• [Stated exercise]: Locate and copy each line in the data that contains the word "испытания".

• [Entries supplied]:
-*-
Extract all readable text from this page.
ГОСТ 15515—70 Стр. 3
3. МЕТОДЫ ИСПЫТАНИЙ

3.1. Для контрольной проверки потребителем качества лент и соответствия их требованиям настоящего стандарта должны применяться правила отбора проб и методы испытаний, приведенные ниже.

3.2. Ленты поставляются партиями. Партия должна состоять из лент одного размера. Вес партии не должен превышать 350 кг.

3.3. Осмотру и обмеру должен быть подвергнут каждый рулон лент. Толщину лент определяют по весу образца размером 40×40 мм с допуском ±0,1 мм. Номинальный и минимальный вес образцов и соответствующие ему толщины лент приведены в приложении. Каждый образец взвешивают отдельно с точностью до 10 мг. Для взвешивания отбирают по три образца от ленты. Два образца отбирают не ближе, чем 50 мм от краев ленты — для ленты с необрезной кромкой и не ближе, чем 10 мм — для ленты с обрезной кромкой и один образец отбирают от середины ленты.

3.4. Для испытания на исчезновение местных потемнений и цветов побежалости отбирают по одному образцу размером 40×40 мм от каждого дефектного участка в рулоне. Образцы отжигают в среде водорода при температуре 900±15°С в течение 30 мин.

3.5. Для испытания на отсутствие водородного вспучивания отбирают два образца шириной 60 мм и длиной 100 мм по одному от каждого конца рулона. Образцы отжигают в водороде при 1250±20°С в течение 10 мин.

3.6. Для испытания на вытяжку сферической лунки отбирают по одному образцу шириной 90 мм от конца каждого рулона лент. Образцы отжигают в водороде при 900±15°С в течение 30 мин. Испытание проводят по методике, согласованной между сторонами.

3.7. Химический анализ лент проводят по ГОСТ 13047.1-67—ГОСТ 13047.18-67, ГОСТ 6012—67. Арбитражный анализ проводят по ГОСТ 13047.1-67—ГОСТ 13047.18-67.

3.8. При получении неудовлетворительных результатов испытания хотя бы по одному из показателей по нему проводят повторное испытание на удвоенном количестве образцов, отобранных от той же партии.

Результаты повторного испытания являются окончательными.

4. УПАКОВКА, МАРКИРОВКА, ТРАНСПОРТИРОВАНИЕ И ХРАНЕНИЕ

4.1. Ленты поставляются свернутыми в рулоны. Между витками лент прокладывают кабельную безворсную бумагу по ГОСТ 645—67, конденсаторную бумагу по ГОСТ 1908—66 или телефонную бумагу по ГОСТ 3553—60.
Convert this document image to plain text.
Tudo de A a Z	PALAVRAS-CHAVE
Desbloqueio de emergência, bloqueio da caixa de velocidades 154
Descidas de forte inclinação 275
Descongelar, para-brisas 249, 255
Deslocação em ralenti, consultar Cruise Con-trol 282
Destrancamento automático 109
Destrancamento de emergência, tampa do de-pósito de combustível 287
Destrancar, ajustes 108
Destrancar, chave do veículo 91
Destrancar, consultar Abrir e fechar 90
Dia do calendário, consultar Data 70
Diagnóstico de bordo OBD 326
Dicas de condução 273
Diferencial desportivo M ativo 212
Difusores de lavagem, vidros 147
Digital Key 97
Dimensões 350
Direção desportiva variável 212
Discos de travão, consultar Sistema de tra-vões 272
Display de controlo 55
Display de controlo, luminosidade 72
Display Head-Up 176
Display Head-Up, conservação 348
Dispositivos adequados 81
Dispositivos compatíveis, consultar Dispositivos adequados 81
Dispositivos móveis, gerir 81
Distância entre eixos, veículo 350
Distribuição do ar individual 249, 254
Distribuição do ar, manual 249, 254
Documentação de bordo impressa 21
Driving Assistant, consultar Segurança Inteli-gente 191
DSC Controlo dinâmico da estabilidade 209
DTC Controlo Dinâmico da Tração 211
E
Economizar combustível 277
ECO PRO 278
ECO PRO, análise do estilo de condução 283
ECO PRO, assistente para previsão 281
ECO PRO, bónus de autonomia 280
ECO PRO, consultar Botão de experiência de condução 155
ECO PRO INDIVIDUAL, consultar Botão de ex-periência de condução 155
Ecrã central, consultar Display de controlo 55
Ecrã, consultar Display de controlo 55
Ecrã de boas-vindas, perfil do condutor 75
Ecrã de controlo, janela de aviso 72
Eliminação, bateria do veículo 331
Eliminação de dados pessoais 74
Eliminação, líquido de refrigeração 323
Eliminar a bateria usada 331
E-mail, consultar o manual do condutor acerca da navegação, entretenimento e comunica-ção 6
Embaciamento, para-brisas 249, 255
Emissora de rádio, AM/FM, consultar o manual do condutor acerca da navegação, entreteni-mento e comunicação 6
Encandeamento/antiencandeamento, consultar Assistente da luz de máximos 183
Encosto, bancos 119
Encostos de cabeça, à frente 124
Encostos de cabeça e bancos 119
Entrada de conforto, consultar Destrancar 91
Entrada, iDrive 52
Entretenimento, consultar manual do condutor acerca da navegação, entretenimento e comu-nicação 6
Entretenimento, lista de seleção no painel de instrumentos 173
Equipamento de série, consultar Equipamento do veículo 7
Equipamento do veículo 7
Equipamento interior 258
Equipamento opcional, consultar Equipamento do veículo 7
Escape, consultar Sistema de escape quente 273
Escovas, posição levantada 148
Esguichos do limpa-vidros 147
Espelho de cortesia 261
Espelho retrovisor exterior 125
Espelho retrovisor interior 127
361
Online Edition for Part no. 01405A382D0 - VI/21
-*-
• [Result of the task]:
3.4. Для испытания на исчезновение местных потемнений и цветов побежалости отбирают по одному образцу размером 40×40 мм от каждого дефектного участка в рулоне. Образцы отжигают в среде водорода при температуре 900±15°С в течение 30 мин.
3.5. Для испытания на отсутствие водородного вспучивания отбирают два образца шириной 60 мм и длиной 100 мм по одному от каждого конца рулона. Образцы отжигают в водороде при 1250±20°С в течение 10 мин.
3.6. Для испытания на вытяжку сферической лунки отбирают по одному образцу шириной 90 мм от конца каждого рулона лент. Образцы отжигают в водороде при 900±15°С в течение 30 мин. Испытание проводят по методике, согласованной между сторонами.
3.8. При получении неудовлетворительных результатов испытания хотя бы по одному из показателей по нему проводят повторное испытание на удвоенном количестве образцов, отобранных от той же партии.
Результаты повторного испытания являются окончательными.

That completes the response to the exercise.